***** The input *****

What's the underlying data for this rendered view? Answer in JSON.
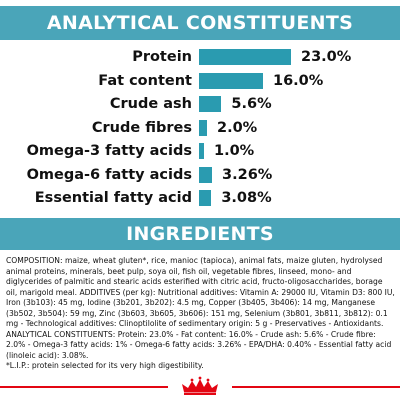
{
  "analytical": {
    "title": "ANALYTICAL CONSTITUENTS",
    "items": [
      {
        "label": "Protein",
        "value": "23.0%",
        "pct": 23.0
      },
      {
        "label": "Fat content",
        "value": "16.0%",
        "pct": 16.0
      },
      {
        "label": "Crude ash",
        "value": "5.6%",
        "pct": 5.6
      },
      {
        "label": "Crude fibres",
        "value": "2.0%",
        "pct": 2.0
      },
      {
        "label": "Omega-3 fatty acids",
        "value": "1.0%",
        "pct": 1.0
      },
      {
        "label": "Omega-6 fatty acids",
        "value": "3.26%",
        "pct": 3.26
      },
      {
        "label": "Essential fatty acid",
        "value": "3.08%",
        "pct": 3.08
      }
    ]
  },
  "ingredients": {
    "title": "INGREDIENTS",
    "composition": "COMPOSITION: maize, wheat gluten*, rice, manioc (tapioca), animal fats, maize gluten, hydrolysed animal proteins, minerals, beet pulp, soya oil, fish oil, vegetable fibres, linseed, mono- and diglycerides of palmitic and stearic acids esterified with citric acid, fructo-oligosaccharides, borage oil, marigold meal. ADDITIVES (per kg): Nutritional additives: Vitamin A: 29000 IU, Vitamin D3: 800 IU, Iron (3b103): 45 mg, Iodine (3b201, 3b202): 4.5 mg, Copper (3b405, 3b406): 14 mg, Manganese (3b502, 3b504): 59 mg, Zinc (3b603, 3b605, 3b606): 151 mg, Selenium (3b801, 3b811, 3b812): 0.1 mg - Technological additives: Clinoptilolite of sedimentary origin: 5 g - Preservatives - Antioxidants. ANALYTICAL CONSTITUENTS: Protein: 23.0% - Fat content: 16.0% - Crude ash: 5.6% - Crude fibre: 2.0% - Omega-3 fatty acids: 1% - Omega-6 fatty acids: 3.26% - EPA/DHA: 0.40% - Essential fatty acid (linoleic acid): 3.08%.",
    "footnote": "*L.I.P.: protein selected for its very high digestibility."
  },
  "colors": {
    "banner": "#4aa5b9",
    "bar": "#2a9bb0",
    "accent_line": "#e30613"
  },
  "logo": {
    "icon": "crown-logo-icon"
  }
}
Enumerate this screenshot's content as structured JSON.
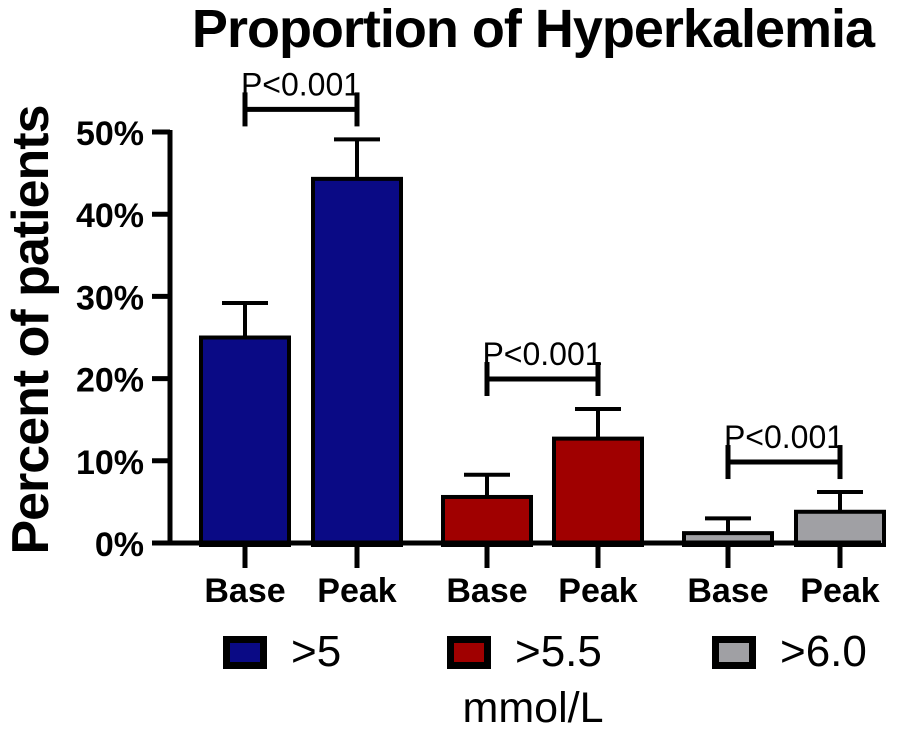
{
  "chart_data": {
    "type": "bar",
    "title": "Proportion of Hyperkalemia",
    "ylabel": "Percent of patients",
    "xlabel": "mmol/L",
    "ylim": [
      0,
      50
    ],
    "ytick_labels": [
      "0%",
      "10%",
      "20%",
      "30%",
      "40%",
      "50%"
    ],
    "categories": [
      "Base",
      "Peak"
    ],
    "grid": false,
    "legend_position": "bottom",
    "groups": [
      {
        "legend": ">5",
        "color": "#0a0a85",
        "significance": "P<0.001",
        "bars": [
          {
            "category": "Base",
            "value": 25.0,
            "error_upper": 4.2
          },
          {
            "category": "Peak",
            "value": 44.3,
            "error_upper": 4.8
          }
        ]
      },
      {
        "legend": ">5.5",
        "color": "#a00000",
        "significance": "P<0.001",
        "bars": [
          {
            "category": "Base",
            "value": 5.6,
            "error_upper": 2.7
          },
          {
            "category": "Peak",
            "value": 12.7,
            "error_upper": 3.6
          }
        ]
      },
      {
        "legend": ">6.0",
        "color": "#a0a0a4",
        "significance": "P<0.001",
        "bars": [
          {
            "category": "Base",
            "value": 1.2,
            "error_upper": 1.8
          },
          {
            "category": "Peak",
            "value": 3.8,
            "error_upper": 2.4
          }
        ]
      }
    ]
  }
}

*****

> Task prompt
Indicate the number of lines in the data above that contain the string "JSON", without any additional text.

> Answer to the exercise
2